New Mexico is on a big learning curve about consequences of legalization of marijuana, put into motion this year by the state legislature and implemented April 1.
Sales boomed during the first month of legalization, then have dropped back significantly since. Who knows what demand will be like in the long run? That should make things difficult for the proponents who predicted that state coffers would benefit from massive revenue growth from pot sales.
There’s also the issue of how vulnerable pot stores will be to robbery and break-ins, given the fact that they have to deal in cash because of rules involving monetary transactions for what the federal government still considers to be an illegal drug.
And so far, I have not yet seen any statistics about DWS (Driving While Stoned) cases. A big concern I have is how police will be able to tell if someone is driving under the influence of marijuana. Bloodshot eyes would probably be a clue, but in our humidity starved environment, high desert redeye is a pretty common condition. Maybe the only ones who will get stopped will be cruisers like Cheech and Chong in the movie “Up In Smoke,” in which a thick cloud of pungent smoke rolls out of the car when doors are opened on a police stop.
But in Algodones, a small community between Albuquerque and Santa Fe, a new wrinkle showed up a few weeks ago.
It seems that an eight-year-old girl discovered her parents stash of pot-infused candy, apparently looking like Gummy Somethings. Thinking she was doing her classmates a favor, she took the candy to her class and shared it with her BFFs. Later that day, 14 of her classmates became sick, requiring some to be hospitalized. Others felt nauseous or lethargic. But by the next day, most were back in class, apparently none the worse for wear.
At least the Sandoval County Sheriff’s Department cut the youngster some slack. “There was no intent of distributing any kind of drug or anything of that nature,” the investigator said.

▶ Information provided:
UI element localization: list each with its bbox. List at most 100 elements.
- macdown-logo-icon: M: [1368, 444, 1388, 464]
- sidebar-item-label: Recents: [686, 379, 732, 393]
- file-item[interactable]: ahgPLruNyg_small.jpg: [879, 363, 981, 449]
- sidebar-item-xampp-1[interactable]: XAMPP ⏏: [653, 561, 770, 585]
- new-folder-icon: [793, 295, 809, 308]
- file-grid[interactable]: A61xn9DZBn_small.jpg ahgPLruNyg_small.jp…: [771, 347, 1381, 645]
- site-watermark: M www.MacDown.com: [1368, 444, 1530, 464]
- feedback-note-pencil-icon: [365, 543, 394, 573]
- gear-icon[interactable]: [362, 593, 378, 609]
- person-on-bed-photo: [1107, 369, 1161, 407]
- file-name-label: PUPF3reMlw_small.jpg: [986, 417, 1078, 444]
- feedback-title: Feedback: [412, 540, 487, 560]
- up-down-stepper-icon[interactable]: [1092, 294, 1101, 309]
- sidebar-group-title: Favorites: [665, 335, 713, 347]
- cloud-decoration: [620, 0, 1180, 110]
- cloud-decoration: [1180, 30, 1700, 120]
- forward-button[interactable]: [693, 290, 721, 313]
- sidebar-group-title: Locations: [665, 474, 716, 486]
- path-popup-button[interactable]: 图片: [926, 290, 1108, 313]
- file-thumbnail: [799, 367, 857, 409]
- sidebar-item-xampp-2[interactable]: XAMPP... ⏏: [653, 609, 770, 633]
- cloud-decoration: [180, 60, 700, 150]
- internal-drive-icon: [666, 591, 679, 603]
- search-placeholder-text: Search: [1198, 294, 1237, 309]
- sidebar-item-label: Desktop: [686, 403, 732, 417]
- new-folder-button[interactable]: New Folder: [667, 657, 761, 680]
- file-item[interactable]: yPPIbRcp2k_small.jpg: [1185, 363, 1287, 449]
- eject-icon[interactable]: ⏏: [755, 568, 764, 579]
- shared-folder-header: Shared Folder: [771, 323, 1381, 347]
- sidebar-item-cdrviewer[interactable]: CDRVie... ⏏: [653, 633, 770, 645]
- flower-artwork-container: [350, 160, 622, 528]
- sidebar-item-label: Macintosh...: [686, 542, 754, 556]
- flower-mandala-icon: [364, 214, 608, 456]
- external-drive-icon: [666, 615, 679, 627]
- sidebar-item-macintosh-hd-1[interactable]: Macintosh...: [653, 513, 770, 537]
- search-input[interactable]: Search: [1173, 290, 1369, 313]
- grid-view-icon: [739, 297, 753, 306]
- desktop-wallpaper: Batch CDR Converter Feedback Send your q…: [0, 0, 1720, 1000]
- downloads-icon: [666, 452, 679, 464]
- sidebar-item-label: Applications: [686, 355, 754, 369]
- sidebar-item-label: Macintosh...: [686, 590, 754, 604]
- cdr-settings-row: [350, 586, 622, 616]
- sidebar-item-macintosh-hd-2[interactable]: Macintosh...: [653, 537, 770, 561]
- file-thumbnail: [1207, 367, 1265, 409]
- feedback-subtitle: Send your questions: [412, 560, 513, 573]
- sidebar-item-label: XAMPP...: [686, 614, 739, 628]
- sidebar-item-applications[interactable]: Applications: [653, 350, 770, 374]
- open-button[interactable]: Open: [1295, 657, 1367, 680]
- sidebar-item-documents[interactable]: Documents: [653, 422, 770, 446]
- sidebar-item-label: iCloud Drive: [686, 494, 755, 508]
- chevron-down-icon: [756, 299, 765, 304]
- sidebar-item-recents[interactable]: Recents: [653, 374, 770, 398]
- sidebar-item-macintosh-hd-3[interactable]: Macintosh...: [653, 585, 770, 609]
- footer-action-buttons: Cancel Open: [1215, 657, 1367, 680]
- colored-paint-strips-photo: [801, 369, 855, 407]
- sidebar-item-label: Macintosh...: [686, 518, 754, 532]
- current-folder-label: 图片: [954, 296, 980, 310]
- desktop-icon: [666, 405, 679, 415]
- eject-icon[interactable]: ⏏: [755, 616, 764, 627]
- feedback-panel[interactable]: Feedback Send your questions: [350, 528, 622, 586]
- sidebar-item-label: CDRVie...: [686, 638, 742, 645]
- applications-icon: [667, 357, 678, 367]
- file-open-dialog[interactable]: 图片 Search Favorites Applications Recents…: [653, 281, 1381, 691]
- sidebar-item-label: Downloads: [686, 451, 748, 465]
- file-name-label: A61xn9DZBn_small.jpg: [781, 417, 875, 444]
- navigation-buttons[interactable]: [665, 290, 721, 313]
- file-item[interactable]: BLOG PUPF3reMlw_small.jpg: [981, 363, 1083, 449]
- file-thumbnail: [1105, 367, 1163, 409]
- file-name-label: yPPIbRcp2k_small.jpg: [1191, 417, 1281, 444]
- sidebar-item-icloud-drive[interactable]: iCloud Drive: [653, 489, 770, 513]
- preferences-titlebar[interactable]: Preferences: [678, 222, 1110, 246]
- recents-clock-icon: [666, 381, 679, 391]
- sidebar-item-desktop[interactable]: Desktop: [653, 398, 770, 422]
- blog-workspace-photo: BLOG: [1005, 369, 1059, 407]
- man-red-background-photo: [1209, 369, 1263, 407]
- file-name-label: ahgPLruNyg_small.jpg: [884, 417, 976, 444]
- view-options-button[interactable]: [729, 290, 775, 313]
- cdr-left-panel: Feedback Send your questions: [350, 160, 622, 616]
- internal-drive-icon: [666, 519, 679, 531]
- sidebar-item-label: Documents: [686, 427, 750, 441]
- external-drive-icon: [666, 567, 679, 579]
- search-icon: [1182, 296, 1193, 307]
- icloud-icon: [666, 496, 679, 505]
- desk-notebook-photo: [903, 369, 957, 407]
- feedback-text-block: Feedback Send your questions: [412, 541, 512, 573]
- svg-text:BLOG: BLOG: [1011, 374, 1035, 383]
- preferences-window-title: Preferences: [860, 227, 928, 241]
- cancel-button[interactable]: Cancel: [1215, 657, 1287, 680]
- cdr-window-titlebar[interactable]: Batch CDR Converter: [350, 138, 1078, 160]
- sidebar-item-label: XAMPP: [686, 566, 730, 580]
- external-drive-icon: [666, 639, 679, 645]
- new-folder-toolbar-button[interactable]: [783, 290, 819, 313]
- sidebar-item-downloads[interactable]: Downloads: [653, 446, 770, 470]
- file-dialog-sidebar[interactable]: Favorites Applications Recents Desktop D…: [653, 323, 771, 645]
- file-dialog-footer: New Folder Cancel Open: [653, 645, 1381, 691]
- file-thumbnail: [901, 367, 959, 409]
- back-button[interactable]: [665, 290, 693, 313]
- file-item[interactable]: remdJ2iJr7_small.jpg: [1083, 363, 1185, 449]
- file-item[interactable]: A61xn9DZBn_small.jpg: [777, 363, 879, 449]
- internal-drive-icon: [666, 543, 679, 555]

▶ Required work: Copy everything in the source text from "At least the" down to "the investigator said.", substituting "child" for "youngster". None of the data is needed here.

▶ Result for this exercise:
At least the Sandoval County Sheriff’s Department cut the child some slack. “There was no intent of distributing any kind of drug or anything of that nature,” the investigator said.